What you have to do: Take all the material and copy it exactly.

[Records from a data source]
***
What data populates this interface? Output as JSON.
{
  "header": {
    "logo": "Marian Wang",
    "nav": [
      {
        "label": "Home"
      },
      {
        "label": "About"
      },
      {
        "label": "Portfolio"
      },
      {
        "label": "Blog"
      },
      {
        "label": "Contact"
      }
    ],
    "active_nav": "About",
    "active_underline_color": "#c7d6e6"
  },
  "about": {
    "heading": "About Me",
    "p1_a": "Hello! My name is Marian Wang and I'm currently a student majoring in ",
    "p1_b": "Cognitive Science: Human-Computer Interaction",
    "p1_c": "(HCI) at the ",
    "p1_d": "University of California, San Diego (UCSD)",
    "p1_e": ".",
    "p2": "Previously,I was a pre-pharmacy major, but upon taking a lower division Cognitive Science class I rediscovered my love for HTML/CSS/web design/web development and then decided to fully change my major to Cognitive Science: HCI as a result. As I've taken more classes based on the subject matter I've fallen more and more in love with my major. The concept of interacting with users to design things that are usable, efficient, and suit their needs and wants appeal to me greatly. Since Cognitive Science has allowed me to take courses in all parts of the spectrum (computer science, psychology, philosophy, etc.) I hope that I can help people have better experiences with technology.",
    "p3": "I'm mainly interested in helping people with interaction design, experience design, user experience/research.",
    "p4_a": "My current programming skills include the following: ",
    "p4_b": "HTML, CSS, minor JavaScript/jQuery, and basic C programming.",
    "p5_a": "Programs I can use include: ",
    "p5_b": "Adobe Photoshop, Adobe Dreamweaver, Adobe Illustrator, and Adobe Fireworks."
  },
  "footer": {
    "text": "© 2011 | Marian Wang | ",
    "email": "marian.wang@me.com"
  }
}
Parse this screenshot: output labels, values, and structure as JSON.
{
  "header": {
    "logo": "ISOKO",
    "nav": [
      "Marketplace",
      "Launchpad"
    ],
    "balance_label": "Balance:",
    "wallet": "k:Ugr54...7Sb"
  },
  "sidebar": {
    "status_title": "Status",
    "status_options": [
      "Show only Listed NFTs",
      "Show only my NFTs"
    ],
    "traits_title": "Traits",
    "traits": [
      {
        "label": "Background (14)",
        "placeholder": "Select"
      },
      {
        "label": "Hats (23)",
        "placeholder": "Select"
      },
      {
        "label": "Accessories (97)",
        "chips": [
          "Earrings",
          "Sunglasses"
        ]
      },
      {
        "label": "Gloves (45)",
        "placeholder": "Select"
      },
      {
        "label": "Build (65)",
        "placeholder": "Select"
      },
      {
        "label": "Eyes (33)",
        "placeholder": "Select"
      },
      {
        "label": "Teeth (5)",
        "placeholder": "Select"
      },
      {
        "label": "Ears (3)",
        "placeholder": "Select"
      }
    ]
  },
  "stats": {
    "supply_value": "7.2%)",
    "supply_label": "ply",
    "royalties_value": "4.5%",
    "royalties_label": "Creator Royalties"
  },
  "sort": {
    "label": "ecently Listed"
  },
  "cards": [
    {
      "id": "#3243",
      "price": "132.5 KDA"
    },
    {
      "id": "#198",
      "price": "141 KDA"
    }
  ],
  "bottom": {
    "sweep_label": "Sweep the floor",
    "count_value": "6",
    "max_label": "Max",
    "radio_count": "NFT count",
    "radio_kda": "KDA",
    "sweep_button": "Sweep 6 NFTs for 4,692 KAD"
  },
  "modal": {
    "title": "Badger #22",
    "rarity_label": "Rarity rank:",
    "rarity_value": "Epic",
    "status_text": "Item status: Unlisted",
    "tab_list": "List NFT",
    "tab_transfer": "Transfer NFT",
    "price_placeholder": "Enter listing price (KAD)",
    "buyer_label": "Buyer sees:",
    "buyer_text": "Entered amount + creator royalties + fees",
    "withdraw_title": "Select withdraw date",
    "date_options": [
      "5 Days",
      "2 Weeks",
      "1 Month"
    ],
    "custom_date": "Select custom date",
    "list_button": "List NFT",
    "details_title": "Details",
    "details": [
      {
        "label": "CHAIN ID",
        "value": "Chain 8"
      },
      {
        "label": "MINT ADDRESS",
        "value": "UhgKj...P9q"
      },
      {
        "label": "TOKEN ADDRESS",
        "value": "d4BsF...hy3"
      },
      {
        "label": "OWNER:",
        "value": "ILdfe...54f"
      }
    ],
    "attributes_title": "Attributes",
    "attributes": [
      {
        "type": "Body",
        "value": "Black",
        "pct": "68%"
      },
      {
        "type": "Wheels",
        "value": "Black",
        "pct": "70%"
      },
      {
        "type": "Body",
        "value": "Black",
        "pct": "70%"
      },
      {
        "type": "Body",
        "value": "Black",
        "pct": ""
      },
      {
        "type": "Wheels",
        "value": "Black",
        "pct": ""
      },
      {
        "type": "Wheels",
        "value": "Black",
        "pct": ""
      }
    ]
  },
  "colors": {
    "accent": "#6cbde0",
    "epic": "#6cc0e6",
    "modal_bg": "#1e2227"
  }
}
***
Task answer:
What data populates this interface? Output as JSON.
{
  "header": {
    "logo": "Marian Wang",
    "nav": [
      {
        "label": "Home"
      },
      {
        "label": "About"
      },
      {
        "label": "Portfolio"
      },
      {
        "label": "Blog"
      },
      {
        "label": "Contact"
      }
    ],
    "active_nav": "About",
    "active_underline_color": "#c7d6e6"
  },
  "about": {
    "heading": "About Me",
    "p1_a": "Hello! My name is Marian Wang and I'm currently a student majoring in ",
    "p1_b": "Cognitive Science: Human-Computer Interaction",
    "p1_c": "(HCI) at the ",
    "p1_d": "University of California, San Diego (UCSD)",
    "p1_e": ".",
    "p2": "Previously,I was a pre-pharmacy major, but upon taking a lower division Cognitive Science class I rediscovered my love for HTML/CSS/web design/web development and then decided to fully change my major to Cognitive Science: HCI as a result. As I've taken more classes based on the subject matter I've fallen more and more in love with my major. The concept of interacting with users to design things that are usable, efficient, and suit their needs and wants appeal to me greatly. Since Cognitive Science has allowed me to take courses in all parts of the spectrum (computer science, psychology, philosophy, etc.) I hope that I can help people have better experiences with technology.",
    "p3": "I'm mainly interested in helping people with interaction design, experience design, user experience/research.",
    "p4_a": "My current programming skills include the following: ",
    "p4_b": "HTML, CSS, minor JavaScript/jQuery, and basic C programming.",
    "p5_a": "Programs I can use include: ",
    "p5_b": "Adobe Photoshop, Adobe Dreamweaver, Adobe Illustrator, and Adobe Fireworks."
  },
  "footer": {
    "text": "© 2011 | Marian Wang | ",
    "email": "marian.wang@me.com"
  }
}
Parse this screenshot: output labels, values, and structure as JSON.
{
  "header": {
    "logo": "ISOKO",
    "nav": [
      "Marketplace",
      "Launchpad"
    ],
    "balance_label": "Balance:",
    "wallet": "k:Ugr54...7Sb"
  },
  "sidebar": {
    "status_title": "Status",
    "status_options": [
      "Show only Listed NFTs",
      "Show only my NFTs"
    ],
    "traits_title": "Traits",
    "traits": [
      {
        "label": "Background (14)",
        "placeholder": "Select"
      },
      {
        "label": "Hats (23)",
        "placeholder": "Select"
      },
      {
        "label": "Accessories (97)",
        "chips": [
          "Earrings",
          "Sunglasses"
        ]
      },
      {
        "label": "Gloves (45)",
        "placeholder": "Select"
      },
      {
        "label": "Build (65)",
        "placeholder": "Select"
      },
      {
        "label": "Eyes (33)",
        "placeholder": "Select"
      },
      {
        "label": "Teeth (5)",
        "placeholder": "Select"
      },
      {
        "label": "Ears (3)",
        "placeholder": "Select"
      }
    ]
  },
  "stats": {
    "supply_value": "7.2%)",
    "supply_label": "ply",
    "royalties_value": "4.5%",
    "royalties_label": "Creator Royalties"
  },
  "sort": {
    "label": "ecently Listed"
  },
  "cards": [
    {
      "id": "#3243",
      "price": "132.5 KDA"
    },
    {
      "id": "#198",
      "price": "141 KDA"
    }
  ],
  "bottom": {
    "sweep_label": "Sweep the floor",
    "count_value": "6",
    "max_label": "Max",
    "radio_count": "NFT count",
    "radio_kda": "KDA",
    "sweep_button": "Sweep 6 NFTs for 4,692 KAD"
  },
  "modal": {
    "title": "Badger #22",
    "rarity_label": "Rarity rank:",
    "rarity_value": "Epic",
    "status_text": "Item status: Unlisted",
    "tab_list": "List NFT",
    "tab_transfer": "Transfer NFT",
    "price_placeholder": "Enter listing price (KAD)",
    "buyer_label": "Buyer sees:",
    "buyer_text": "Entered amount + creator royalties + fees",
    "withdraw_title": "Select withdraw date",
    "date_options": [
      "5 Days",
      "2 Weeks",
      "1 Month"
    ],
    "custom_date": "Select custom date",
    "list_button": "List NFT",
    "details_title": "Details",
    "details": [
      {
        "label": "CHAIN ID",
        "value": "Chain 8"
      },
      {
        "label": "MINT ADDRESS",
        "value": "UhgKj...P9q"
      },
      {
        "label": "TOKEN ADDRESS",
        "value": "d4BsF...hy3"
      },
      {
        "label": "OWNER:",
        "value": "ILdfe...54f"
      }
    ],
    "attributes_title": "Attributes",
    "attributes": [
      {
        "type": "Body",
        "value": "Black",
        "pct": "68%"
      },
      {
        "type": "Wheels",
        "value": "Black",
        "pct": "70%"
      },
      {
        "type": "Body",
        "value": "Black",
        "pct": "70%"
      },
      {
        "type": "Body",
        "value": "Black",
        "pct": ""
      },
      {
        "type": "Wheels",
        "value": "Black",
        "pct": ""
      },
      {
        "type": "Wheels",
        "value": "Black",
        "pct": ""
      }
    ]
  },
  "colors": {
    "accent": "#6cbde0",
    "epic": "#6cc0e6",
    "modal_bg": "#1e2227"
  }
}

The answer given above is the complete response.